Stated exercise. Exactly as they appear, output all of the entries.

↓

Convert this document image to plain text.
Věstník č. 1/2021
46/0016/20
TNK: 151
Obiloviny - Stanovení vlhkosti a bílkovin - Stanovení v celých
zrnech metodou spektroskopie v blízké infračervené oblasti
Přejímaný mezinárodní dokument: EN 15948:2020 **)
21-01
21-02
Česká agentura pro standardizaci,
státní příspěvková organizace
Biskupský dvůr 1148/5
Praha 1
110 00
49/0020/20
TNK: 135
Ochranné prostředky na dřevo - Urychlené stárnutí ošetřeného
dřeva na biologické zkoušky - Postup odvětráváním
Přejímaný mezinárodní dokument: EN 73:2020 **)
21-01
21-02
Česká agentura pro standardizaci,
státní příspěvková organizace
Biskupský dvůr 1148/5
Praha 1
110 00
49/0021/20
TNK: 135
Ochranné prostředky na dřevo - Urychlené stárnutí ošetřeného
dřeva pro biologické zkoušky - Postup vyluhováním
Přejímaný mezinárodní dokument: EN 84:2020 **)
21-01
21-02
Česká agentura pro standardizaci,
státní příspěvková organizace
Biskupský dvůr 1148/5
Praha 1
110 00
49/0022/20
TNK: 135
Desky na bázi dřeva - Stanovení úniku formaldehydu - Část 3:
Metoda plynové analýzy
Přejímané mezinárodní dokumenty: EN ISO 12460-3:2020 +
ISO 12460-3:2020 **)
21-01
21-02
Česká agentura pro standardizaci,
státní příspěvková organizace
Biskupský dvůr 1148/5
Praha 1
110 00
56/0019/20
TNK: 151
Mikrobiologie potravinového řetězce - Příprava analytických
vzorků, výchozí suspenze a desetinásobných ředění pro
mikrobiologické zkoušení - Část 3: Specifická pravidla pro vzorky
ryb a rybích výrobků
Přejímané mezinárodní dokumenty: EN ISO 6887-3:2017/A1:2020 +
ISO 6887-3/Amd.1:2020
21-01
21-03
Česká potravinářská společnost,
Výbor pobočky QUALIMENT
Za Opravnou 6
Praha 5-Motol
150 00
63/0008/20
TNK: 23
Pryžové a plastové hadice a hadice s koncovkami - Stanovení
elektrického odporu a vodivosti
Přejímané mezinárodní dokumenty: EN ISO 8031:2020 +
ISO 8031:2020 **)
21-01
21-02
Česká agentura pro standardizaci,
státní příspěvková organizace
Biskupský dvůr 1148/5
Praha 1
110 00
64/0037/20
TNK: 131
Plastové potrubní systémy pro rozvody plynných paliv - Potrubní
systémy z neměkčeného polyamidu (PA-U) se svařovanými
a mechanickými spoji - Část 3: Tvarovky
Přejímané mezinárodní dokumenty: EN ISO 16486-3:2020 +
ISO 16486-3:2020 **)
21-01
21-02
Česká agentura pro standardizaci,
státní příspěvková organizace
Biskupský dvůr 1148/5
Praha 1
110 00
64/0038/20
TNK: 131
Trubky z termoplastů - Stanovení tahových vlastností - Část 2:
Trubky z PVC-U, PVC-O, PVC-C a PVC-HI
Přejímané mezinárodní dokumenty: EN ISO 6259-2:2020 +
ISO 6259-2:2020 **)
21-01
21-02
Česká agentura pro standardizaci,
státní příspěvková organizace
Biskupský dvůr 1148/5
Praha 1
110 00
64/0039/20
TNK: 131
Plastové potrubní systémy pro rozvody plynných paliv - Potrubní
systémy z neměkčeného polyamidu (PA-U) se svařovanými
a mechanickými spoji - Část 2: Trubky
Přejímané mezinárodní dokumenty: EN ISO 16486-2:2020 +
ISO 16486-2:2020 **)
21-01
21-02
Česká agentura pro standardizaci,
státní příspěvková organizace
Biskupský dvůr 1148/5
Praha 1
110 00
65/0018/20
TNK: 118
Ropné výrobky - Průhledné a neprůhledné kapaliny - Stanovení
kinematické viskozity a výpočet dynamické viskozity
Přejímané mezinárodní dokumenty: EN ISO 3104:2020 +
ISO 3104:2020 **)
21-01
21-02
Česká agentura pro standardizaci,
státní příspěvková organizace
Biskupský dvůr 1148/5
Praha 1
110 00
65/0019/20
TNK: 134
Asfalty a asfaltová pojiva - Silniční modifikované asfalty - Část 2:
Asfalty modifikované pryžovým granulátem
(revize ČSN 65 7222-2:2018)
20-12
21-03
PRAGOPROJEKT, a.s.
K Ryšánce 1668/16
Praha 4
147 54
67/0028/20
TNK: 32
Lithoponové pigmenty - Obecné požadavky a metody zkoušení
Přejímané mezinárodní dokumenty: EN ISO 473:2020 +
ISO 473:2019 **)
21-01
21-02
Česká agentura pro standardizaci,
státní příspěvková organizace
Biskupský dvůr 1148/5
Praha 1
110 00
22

↑

Solution to this task.
Convert this document image to plain text.
Věstník č. 1/2021
46/0016/20
TNK: 151
Obiloviny - Stanovení vlhkosti a bílkovin - Stanovení v celých
zrnech metodou spektroskopie v blízké infračervené oblasti
Přejímaný mezinárodní dokument: EN 15948:2020 **)
21-01
21-02
Česká agentura pro standardizaci,
státní příspěvková organizace
Biskupský dvůr 1148/5
Praha 1
110 00
49/0020/20
TNK: 135
Ochranné prostředky na dřevo - Urychlené stárnutí ošetřeného
dřeva na biologické zkoušky - Postup odvětráváním
Přejímaný mezinárodní dokument: EN 73:2020 **)
21-01
21-02
Česká agentura pro standardizaci,
státní příspěvková organizace
Biskupský dvůr 1148/5
Praha 1
110 00
49/0021/20
TNK: 135
Ochranné prostředky na dřevo - Urychlené stárnutí ošetřeného
dřeva pro biologické zkoušky - Postup vyluhováním
Přejímaný mezinárodní dokument: EN 84:2020 **)
21-01
21-02
Česká agentura pro standardizaci,
státní příspěvková organizace
Biskupský dvůr 1148/5
Praha 1
110 00
49/0022/20
TNK: 135
Desky na bázi dřeva - Stanovení úniku formaldehydu - Část 3:
Metoda plynové analýzy
Přejímané mezinárodní dokumenty: EN ISO 12460-3:2020 +
ISO 12460-3:2020 **)
21-01
21-02
Česká agentura pro standardizaci,
státní příspěvková organizace
Biskupský dvůr 1148/5
Praha 1
110 00
56/0019/20
TNK: 151
Mikrobiologie potravinového řetězce - Příprava analytických
vzorků, výchozí suspenze a desetinásobných ředění pro
mikrobiologické zkoušení - Část 3: Specifická pravidla pro vzorky
ryb a rybích výrobků
Přejímané mezinárodní dokumenty: EN ISO 6887-3:2017/A1:2020 +
ISO 6887-3/Amd.1:2020
21-01
21-03
Česká potravinářská společnost,
Výbor pobočky QUALIMENT
Za Opravnou 6
Praha 5-Motol
150 00
63/0008/20
TNK: 23
Pryžové a plastové hadice a hadice s koncovkami - Stanovení
elektrického odporu a vodivosti
Přejímané mezinárodní dokumenty: EN ISO 8031:2020 +
ISO 8031:2020 **)
21-01
21-02
Česká agentura pro standardizaci,
státní příspěvková organizace
Biskupský dvůr 1148/5
Praha 1
110 00
64/0037/20
TNK: 131
Plastové potrubní systémy pro rozvody plynných paliv - Potrubní
systémy z neměkčeného polyamidu (PA-U) se svařovanými
a mechanickými spoji - Část 3: Tvarovky
Přejímané mezinárodní dokumenty: EN ISO 16486-3:2020 +
ISO 16486-3:2020 **)
21-01
21-02
Česká agentura pro standardizaci,
státní příspěvková organizace
Biskupský dvůr 1148/5
Praha 1
110 00
64/0038/20
TNK: 131
Trubky z termoplastů - Stanovení tahových vlastností - Část 2:
Trubky z PVC-U, PVC-O, PVC-C a PVC-HI
Přejímané mezinárodní dokumenty: EN ISO 6259-2:2020 +
ISO 6259-2:2020 **)
21-01
21-02
Česká agentura pro standardizaci,
státní příspěvková organizace
Biskupský dvůr 1148/5
Praha 1
110 00
64/0039/20
TNK: 131
Plastové potrubní systémy pro rozvody plynných paliv - Potrubní
systémy z neměkčeného polyamidu (PA-U) se svařovanými
a mechanickými spoji - Část 2: Trubky
Přejímané mezinárodní dokumenty: EN ISO 16486-2:2020 +
ISO 16486-2:2020 **)
21-01
21-02
Česká agentura pro standardizaci,
státní příspěvková organizace
Biskupský dvůr 1148/5
Praha 1
110 00
65/0018/20
TNK: 118
Ropné výrobky - Průhledné a neprůhledné kapaliny - Stanovení
kinematické viskozity a výpočet dynamické viskozity
Přejímané mezinárodní dokumenty: EN ISO 3104:2020 +
ISO 3104:2020 **)
21-01
21-02
Česká agentura pro standardizaci,
státní příspěvková organizace
Biskupský dvůr 1148/5
Praha 1
110 00
65/0019/20
TNK: 134
Asfalty a asfaltová pojiva - Silniční modifikované asfalty - Část 2:
Asfalty modifikované pryžovým granulátem
(revize ČSN 65 7222-2:2018)
20-12
21-03
PRAGOPROJEKT, a.s.
K Ryšánce 1668/16
Praha 4
147 54
67/0028/20
TNK: 32
Lithoponové pigmenty - Obecné požadavky a metody zkoušení
Přejímané mezinárodní dokumenty: EN ISO 473:2020 +
ISO 473:2019 **)
21-01
21-02
Česká agentura pro standardizaci,
státní příspěvková organizace
Biskupský dvůr 1148/5
Praha 1
110 00
22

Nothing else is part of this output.